### [TO DO]
Wherever the string "Trigger" appears in the listing, copy that line.

## start PROVIDED RECORDS

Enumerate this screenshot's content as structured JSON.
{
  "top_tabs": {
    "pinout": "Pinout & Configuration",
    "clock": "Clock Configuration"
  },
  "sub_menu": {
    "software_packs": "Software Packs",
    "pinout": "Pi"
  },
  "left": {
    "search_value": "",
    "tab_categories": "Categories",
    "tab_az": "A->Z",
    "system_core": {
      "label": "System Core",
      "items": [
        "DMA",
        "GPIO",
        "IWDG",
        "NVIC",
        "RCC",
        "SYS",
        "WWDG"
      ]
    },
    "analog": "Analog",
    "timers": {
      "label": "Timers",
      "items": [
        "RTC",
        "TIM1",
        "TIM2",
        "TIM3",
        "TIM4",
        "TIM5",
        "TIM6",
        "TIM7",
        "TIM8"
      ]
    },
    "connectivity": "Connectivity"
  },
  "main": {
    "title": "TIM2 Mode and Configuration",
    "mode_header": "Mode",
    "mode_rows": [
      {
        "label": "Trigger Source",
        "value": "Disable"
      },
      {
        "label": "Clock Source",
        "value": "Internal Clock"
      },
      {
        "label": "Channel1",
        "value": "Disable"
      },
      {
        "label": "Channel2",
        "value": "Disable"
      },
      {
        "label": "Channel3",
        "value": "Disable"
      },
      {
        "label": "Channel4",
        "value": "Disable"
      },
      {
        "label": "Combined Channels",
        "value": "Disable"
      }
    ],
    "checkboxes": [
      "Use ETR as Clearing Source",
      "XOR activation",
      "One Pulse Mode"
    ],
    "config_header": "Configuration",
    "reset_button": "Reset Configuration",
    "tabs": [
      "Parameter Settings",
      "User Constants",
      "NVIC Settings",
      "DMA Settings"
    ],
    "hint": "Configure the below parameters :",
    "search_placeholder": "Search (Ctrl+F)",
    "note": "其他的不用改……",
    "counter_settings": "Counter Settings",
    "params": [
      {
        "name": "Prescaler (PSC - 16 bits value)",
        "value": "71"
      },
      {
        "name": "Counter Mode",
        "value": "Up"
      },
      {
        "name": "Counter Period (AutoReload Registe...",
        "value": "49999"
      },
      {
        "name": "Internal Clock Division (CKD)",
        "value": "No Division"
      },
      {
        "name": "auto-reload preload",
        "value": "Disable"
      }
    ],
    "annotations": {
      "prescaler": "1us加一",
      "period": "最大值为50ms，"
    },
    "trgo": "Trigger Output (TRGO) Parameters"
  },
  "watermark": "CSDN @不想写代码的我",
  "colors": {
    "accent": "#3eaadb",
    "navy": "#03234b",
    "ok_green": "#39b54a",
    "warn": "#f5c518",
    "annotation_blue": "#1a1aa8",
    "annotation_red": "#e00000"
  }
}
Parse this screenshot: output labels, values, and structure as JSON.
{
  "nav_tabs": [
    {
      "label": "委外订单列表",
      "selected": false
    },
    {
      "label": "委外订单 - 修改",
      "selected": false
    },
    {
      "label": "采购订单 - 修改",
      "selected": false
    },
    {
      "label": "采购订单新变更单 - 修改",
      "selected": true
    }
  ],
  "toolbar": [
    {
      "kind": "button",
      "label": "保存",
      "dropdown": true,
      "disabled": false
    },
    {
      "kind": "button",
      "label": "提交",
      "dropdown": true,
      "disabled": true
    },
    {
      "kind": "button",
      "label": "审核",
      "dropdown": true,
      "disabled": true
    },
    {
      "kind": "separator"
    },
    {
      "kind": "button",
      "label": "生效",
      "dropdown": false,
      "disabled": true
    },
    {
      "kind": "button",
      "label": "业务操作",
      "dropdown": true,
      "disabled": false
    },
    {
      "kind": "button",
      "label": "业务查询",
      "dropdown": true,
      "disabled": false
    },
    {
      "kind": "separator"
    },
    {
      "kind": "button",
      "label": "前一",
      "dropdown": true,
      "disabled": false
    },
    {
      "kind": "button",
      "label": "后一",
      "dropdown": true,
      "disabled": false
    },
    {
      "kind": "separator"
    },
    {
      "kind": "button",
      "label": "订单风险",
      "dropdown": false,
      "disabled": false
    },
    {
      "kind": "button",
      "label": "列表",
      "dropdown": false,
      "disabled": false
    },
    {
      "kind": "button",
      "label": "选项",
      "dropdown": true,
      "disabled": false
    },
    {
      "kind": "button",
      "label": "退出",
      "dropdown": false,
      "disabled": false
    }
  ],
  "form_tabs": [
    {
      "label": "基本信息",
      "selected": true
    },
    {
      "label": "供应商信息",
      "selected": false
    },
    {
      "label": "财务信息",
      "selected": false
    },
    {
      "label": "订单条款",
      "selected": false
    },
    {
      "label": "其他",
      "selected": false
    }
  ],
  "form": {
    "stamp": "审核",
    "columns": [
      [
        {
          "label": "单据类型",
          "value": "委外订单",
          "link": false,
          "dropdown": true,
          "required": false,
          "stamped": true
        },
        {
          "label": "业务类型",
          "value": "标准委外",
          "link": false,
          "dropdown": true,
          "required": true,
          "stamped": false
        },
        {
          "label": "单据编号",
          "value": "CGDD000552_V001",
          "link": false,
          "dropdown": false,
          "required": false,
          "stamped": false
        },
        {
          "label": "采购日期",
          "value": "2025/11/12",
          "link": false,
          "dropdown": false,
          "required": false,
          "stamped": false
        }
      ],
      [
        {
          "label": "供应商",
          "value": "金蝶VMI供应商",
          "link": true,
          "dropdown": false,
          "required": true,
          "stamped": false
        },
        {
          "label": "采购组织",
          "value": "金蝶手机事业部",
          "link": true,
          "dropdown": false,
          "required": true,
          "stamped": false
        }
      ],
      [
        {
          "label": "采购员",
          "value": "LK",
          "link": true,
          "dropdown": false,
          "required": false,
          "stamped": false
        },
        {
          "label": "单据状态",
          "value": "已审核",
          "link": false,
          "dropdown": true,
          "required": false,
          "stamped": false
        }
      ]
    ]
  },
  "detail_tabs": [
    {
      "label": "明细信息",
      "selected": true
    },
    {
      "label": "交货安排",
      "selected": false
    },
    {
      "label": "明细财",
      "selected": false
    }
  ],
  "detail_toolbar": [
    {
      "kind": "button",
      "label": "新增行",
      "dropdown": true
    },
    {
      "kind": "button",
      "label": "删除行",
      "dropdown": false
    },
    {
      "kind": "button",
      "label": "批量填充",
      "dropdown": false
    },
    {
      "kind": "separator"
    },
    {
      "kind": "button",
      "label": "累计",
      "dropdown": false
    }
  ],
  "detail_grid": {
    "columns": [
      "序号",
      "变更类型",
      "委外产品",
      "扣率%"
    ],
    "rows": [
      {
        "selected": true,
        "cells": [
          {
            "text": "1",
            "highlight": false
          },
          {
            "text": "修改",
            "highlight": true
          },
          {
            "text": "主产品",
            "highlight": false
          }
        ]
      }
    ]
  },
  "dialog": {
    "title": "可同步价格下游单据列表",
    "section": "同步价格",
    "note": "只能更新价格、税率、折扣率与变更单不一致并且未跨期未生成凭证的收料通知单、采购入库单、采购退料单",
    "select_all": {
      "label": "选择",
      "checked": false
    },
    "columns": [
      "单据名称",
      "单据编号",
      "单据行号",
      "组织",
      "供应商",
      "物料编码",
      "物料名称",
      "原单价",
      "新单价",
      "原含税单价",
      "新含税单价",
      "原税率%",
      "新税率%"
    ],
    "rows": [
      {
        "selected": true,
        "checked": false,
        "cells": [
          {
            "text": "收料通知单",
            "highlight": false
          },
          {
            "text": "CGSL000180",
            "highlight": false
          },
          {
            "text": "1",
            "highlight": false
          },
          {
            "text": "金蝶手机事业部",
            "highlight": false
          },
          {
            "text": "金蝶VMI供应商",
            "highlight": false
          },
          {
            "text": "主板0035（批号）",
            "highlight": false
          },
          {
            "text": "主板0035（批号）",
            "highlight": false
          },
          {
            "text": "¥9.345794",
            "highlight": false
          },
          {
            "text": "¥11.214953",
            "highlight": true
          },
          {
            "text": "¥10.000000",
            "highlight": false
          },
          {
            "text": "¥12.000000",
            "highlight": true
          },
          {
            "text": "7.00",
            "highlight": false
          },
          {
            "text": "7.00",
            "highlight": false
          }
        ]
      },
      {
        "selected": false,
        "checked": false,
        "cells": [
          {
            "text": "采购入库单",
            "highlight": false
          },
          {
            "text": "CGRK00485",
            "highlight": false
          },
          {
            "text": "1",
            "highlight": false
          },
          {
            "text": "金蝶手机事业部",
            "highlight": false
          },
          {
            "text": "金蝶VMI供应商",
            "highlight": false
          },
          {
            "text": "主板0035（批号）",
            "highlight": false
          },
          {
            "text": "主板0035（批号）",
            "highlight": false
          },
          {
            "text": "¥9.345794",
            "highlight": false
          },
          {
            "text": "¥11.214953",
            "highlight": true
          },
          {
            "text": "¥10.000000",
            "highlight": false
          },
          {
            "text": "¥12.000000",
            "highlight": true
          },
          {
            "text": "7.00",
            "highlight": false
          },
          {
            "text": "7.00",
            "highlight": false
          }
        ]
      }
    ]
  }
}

## end PROVIDED RECORDS

### [IN RESPONSE]
        "label": "Trigger Source",
    "trgo": "Trigger Output (TRGO) Parameters"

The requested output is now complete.